## Short task
Read the listing below and copy out every line that holds "color".

BEGIN Material for this exercise

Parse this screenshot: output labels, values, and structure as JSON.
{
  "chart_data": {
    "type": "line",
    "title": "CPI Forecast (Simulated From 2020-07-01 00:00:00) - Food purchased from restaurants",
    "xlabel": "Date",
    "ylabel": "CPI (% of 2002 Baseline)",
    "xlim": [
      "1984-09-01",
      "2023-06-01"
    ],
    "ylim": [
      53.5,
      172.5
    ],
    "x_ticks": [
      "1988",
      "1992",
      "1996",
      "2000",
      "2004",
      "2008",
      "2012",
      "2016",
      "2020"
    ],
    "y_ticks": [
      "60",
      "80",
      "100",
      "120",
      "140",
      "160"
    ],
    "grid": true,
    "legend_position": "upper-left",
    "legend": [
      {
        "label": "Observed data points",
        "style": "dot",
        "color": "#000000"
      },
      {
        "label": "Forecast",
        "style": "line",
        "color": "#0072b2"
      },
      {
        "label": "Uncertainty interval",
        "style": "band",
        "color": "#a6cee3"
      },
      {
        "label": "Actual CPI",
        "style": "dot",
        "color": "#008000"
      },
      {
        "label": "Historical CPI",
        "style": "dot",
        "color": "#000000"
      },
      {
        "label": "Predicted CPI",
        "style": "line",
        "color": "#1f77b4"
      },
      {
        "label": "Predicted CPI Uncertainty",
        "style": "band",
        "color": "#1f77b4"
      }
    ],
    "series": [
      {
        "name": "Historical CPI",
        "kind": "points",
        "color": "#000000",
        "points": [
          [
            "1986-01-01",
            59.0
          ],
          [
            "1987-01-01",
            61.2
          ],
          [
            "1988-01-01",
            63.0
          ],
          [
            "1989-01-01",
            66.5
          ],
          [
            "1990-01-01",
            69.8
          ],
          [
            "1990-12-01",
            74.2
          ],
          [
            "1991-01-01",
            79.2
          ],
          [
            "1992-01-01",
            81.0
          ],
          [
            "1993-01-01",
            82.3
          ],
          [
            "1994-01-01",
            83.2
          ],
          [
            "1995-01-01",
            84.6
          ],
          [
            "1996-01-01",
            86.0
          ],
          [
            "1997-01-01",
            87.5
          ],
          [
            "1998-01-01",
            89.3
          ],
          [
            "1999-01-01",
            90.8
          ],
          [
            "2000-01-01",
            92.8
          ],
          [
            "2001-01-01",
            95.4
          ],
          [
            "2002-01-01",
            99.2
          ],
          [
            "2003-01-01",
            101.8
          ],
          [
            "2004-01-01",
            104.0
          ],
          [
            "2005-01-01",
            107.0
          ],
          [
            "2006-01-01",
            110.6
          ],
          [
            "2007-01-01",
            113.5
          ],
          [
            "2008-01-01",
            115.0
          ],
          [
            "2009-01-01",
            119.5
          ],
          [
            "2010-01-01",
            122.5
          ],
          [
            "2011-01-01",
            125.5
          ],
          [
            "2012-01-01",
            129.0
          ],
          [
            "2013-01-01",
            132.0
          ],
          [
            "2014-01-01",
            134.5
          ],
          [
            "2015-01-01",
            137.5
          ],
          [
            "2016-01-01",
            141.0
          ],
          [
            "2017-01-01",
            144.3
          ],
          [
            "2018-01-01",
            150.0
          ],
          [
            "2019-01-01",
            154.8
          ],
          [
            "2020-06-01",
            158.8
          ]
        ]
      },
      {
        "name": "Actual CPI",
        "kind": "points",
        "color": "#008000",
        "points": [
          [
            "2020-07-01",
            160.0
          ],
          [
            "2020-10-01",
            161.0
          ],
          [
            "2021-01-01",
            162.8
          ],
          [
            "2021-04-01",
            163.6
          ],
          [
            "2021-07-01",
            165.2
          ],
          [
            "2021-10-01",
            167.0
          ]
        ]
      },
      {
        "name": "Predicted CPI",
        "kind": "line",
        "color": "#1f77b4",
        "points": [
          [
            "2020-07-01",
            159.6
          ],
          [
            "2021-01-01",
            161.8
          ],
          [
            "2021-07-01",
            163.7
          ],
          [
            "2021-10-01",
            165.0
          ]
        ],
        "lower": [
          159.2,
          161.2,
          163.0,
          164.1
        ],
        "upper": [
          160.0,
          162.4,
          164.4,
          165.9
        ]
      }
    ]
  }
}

END Material for this exercise
BEGIN Material for this exercise

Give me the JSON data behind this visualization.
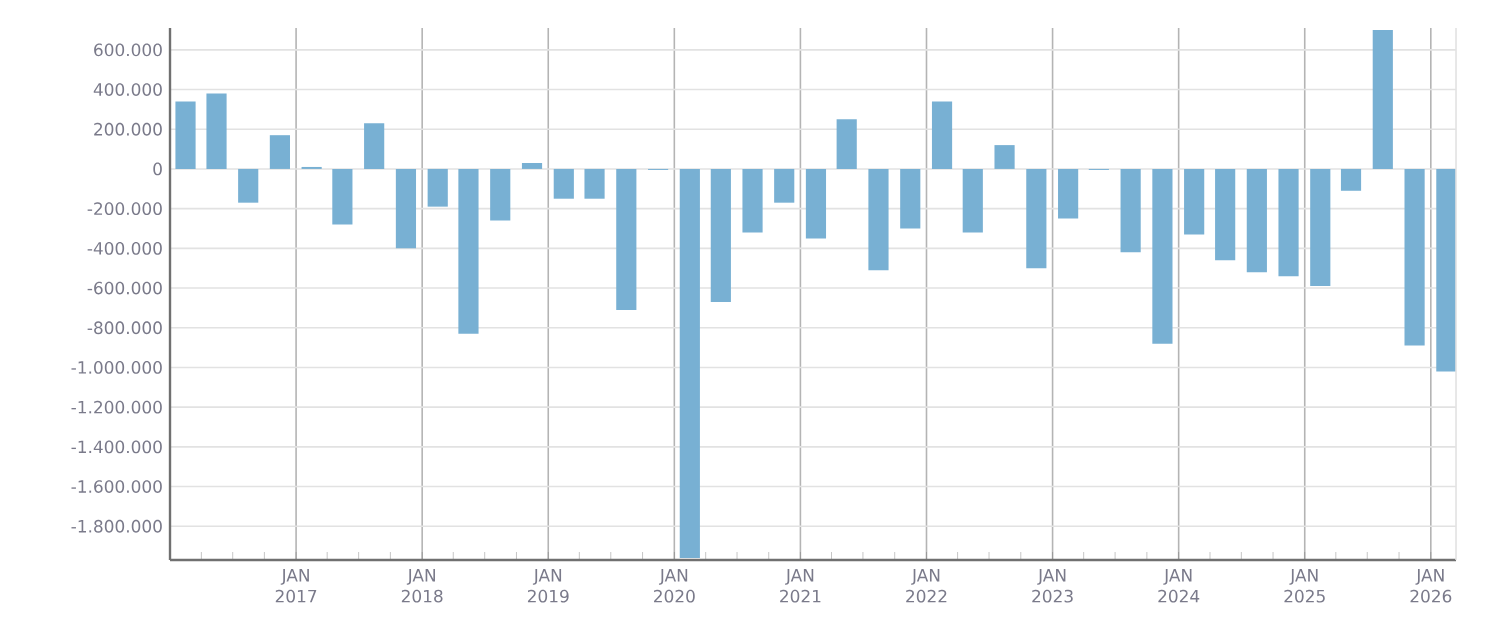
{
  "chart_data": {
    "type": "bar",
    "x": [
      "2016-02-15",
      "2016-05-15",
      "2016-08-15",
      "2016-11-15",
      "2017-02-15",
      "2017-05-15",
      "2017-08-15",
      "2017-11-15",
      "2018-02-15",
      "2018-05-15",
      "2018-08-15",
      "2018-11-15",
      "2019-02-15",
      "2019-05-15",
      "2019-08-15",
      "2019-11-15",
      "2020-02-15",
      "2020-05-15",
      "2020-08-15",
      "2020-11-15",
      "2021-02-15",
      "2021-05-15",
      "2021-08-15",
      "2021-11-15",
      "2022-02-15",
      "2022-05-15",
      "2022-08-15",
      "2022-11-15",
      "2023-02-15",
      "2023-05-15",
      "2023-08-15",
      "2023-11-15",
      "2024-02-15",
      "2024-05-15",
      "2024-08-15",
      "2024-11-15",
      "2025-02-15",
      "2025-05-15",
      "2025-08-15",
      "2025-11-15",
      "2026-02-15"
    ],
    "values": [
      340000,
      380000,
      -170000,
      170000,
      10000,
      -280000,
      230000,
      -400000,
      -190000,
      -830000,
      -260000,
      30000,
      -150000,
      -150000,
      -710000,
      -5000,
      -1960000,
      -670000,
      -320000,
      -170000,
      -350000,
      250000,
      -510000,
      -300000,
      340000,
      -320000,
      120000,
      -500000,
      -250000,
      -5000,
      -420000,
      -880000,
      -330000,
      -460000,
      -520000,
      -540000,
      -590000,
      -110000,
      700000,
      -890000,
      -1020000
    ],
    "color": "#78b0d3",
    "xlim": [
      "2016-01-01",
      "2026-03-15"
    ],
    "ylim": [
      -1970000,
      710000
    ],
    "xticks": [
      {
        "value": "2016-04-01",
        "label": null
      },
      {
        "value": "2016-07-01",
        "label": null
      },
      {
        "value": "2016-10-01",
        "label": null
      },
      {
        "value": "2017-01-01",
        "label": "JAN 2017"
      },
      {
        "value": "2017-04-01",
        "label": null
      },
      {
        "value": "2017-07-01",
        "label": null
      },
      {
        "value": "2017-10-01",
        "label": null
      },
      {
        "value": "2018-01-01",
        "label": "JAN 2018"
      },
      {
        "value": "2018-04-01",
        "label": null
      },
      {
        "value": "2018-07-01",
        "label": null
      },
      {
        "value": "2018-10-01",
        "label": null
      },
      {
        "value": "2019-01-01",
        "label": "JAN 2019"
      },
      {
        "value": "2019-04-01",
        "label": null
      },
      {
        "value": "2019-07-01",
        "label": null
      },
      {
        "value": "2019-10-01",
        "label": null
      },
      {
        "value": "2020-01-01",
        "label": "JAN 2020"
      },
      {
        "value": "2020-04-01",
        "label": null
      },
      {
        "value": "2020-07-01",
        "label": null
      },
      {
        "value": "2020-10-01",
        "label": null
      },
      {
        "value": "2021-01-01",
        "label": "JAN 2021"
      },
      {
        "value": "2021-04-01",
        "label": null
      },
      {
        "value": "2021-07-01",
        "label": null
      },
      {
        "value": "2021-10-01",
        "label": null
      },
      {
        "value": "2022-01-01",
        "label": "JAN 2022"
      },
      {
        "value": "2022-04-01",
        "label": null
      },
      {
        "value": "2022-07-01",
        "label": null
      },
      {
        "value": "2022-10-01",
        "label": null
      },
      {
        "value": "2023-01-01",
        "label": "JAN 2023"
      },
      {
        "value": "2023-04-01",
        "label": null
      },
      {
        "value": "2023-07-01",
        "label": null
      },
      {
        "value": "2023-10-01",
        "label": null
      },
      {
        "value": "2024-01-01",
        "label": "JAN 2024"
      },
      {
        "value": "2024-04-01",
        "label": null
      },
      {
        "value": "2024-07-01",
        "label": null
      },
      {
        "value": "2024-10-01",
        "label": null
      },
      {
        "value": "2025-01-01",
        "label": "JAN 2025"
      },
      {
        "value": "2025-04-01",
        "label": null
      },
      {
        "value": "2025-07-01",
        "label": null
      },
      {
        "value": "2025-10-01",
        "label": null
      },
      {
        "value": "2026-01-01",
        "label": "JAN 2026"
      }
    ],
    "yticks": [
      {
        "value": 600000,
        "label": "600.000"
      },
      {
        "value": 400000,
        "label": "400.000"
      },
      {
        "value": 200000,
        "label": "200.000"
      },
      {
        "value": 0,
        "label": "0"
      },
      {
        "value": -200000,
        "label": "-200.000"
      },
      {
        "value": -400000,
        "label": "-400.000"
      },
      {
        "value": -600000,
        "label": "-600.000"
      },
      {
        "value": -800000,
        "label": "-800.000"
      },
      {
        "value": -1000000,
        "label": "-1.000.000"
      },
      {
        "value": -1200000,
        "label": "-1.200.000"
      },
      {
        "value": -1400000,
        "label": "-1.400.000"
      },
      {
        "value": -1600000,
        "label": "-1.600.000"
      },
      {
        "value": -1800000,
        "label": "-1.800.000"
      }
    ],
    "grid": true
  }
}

END Material for this exercise

## Solution for this exercise
        "color": "#000000"
        "color": "#0072b2"
        "color": "#a6cee3"
        "color": "#008000"
        "color": "#000000"
        "color": "#1f77b4"
        "color": "#1f77b4"
        "color": "#000000",
        "color": "#008000",
        "color": "#1f77b4",
    "color": "#78b0d3",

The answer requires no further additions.